According to the decision summary about The Courier Mail and the Department of Health, on what date did Queensland Health issue its decision refusing access to the documents?

### Source passage:
- - - - -
The Courier Mail and Department of Health (220051)

Application number:
The Courier Mail
Department of Health
Decision date:
Tuesday, Feb 22, 2011

(220051, 22 February 2011)

Section 48 Exempt information

Schedule 3 section 10(1)(i) Law enforcement or public safety information

Section 49 Contrary to public interest

The applicant applied to the Department of Health, also known as Queensland Health (QH), for access to documents relating to emergency departments for specified periods that:

(i) reviewed in-unit deaths;

(ii) reviewed pregnancy miscarriages; and

(iii) showed investigations into performance relating to patients in the triage category of resuscitation who were not seen immediately.

Following discussions with QH, the applicant reduced the scope of the application by:

· limiting the application to particular hospitals across a reduced time period; and

· clarifying that it did not seek access to identifying information in the documents.

The applicant also confirmed it did not seek access to patient identifying information in the documents.

In its decision dated 5 November 2009 (Decision), QH refused access to all the documents that were identified on the basis that:

· the information was exempt as its disclosure could reasonably be expected to prejudice a system or procedure for the protection of persons, property or the environment; and

· disclosure of the information would, on balance, be contrary to the public interest.

The applicant sought external review of the Decision.

On external review, QH submitted that disclosing any information in the documents would prejudice the confidentiality of the process for reviewing deaths (Death Review Process) and reduce the willingness of clinicians to participate meaningfully in the process. QH also raised concerns about the disclosure of personal and private information of patients, families, associates and clinicians contained in the documents.
- - - - -
### Source records:
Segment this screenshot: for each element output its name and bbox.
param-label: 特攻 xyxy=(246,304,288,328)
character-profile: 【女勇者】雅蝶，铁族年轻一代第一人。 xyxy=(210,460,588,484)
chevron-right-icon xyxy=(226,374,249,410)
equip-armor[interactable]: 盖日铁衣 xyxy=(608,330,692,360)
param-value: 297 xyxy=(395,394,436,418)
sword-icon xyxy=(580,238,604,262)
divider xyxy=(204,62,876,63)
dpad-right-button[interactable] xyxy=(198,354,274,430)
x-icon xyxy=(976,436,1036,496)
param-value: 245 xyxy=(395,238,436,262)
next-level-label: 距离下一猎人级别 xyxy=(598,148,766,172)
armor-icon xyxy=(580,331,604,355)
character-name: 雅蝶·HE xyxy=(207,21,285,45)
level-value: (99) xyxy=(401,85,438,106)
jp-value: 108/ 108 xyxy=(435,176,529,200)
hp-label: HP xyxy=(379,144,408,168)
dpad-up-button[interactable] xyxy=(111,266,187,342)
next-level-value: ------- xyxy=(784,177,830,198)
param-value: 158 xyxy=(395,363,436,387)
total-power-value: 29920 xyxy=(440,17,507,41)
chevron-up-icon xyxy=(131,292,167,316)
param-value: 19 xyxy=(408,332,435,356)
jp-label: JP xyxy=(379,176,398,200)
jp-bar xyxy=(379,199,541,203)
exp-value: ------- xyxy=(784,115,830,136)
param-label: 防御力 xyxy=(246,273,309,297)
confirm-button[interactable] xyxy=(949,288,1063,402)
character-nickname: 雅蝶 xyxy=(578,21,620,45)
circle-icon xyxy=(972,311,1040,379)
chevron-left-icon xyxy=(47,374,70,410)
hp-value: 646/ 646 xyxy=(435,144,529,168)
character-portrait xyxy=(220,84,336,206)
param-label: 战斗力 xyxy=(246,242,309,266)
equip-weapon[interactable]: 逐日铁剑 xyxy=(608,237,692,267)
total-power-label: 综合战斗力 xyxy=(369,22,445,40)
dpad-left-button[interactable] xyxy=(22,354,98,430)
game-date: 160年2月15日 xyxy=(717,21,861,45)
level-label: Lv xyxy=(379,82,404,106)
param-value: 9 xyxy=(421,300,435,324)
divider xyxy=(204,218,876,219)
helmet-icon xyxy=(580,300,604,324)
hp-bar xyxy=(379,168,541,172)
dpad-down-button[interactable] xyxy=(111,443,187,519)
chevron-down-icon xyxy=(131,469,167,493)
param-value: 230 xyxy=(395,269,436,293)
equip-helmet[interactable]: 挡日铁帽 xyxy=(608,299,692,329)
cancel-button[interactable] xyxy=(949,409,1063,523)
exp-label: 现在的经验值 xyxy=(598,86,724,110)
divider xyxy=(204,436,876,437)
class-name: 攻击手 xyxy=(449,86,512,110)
- - - - -
### Written answer:
5 November 2009.